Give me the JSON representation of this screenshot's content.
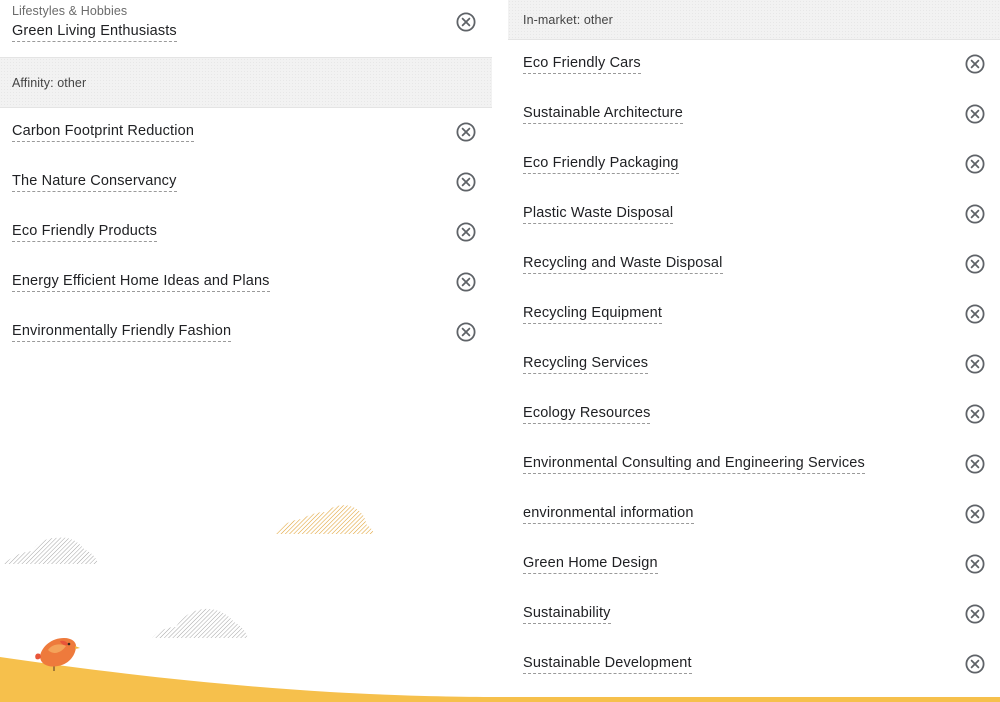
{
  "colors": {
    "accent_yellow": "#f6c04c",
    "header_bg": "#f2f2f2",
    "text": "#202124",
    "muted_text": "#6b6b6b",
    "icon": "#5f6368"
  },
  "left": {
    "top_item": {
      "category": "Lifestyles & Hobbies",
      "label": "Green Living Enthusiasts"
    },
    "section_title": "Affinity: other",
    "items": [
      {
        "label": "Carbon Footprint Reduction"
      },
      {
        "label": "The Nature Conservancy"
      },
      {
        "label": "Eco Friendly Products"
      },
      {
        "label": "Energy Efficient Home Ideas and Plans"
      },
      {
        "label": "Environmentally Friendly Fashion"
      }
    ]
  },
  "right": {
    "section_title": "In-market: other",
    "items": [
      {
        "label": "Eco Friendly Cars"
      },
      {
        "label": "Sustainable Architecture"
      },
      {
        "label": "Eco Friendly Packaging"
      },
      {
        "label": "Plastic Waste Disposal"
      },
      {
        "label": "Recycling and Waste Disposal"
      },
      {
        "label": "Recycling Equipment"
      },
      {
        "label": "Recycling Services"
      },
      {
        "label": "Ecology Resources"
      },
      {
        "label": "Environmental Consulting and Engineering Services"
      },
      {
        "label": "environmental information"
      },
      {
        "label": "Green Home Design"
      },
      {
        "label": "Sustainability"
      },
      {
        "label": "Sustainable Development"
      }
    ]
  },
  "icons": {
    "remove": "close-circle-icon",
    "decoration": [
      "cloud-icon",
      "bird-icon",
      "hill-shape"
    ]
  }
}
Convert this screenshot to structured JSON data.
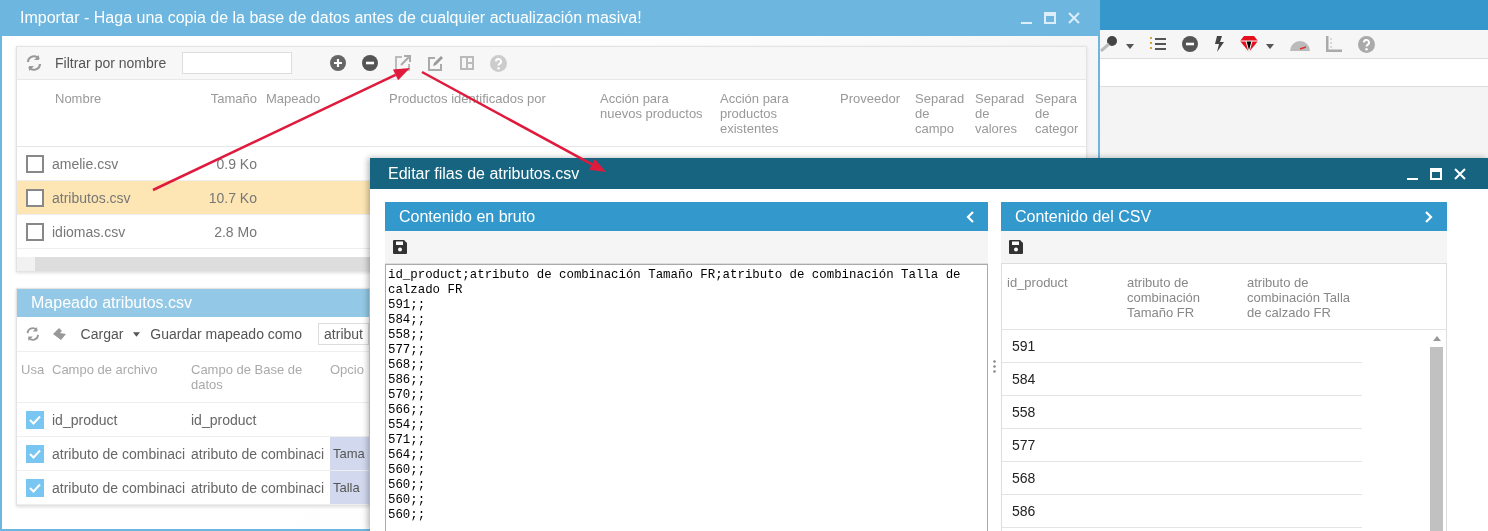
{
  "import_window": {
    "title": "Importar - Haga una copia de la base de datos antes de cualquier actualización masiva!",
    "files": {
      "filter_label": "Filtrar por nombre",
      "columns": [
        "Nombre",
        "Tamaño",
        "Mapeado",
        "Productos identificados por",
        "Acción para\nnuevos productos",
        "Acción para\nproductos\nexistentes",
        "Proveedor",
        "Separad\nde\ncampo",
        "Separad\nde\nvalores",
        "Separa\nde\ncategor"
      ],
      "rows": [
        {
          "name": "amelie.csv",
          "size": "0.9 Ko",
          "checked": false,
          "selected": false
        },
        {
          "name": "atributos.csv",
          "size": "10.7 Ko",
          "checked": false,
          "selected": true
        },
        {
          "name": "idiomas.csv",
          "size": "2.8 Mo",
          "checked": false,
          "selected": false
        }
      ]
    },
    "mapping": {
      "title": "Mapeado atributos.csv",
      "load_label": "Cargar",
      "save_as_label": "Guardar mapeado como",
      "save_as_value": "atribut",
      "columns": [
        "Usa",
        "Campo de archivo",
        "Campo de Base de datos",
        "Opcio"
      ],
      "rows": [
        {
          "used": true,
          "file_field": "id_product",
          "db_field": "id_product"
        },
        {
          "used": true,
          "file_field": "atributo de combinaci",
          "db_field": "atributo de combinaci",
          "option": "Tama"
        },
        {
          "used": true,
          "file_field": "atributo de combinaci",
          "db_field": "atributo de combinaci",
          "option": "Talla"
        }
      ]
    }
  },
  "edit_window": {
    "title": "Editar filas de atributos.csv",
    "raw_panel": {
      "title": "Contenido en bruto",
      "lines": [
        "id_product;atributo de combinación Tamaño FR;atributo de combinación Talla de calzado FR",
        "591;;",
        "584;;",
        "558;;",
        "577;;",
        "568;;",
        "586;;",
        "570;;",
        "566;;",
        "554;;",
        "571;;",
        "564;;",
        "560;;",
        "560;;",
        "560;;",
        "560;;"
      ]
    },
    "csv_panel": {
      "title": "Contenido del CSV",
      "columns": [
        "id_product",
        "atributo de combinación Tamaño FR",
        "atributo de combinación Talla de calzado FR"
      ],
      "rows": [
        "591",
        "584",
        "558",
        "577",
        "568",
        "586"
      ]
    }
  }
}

● **Requirements**: From the entries above, collect every line with the string "Sustainable" in it.

● **The solution**:
        "label": "Sustainable Architecture"
        "label": "Sustainable Development"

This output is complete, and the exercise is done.